%%

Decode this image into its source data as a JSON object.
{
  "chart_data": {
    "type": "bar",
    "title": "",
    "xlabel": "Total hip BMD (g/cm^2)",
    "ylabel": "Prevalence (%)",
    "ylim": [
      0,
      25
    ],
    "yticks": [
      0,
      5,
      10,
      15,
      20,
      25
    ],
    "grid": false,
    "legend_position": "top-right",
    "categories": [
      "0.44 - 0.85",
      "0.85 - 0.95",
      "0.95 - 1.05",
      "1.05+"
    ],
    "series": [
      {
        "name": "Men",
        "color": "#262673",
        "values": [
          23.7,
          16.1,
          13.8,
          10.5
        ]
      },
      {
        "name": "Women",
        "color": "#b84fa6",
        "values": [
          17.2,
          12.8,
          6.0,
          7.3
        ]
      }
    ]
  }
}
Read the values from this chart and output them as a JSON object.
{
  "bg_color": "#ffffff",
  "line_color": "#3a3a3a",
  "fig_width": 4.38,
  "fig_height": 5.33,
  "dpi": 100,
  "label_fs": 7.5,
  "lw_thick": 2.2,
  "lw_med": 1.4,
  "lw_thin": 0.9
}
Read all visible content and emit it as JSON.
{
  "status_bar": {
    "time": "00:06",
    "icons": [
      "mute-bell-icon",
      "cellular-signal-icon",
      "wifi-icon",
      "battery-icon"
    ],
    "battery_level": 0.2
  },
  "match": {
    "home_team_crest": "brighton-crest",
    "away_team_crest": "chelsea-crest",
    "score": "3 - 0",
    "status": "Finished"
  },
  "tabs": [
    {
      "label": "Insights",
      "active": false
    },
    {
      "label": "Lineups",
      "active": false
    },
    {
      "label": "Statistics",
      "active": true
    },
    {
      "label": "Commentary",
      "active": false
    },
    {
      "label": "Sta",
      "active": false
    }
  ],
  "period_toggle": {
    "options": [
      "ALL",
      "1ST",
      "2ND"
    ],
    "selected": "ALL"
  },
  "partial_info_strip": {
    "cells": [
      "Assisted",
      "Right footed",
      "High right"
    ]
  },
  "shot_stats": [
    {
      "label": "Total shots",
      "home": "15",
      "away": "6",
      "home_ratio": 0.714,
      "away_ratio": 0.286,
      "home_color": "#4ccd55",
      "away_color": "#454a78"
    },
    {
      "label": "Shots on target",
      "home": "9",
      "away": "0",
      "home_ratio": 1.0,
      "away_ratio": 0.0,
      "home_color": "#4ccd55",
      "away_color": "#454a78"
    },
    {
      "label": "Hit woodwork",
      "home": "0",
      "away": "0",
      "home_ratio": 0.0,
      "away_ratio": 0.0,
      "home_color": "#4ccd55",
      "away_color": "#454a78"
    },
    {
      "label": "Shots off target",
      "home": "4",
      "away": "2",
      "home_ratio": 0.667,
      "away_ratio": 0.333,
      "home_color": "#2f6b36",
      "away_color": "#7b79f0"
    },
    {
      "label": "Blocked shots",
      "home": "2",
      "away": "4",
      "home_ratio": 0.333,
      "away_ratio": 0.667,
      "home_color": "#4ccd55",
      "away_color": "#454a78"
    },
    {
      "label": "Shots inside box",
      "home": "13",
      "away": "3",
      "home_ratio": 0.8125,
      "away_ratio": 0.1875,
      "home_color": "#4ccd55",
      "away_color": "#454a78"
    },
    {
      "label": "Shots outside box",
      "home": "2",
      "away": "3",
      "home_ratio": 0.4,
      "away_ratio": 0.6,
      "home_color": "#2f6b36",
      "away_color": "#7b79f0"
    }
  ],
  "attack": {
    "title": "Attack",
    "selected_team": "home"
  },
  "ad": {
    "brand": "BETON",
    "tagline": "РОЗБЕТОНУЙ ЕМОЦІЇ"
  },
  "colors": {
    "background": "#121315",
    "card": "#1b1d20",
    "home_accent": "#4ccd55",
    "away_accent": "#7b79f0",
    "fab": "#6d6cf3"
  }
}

%%

Show each line of the data that contains the string "Total".

    "xlabel": "Total hip BMD (g/cm^2)",
      "label": "Total shots",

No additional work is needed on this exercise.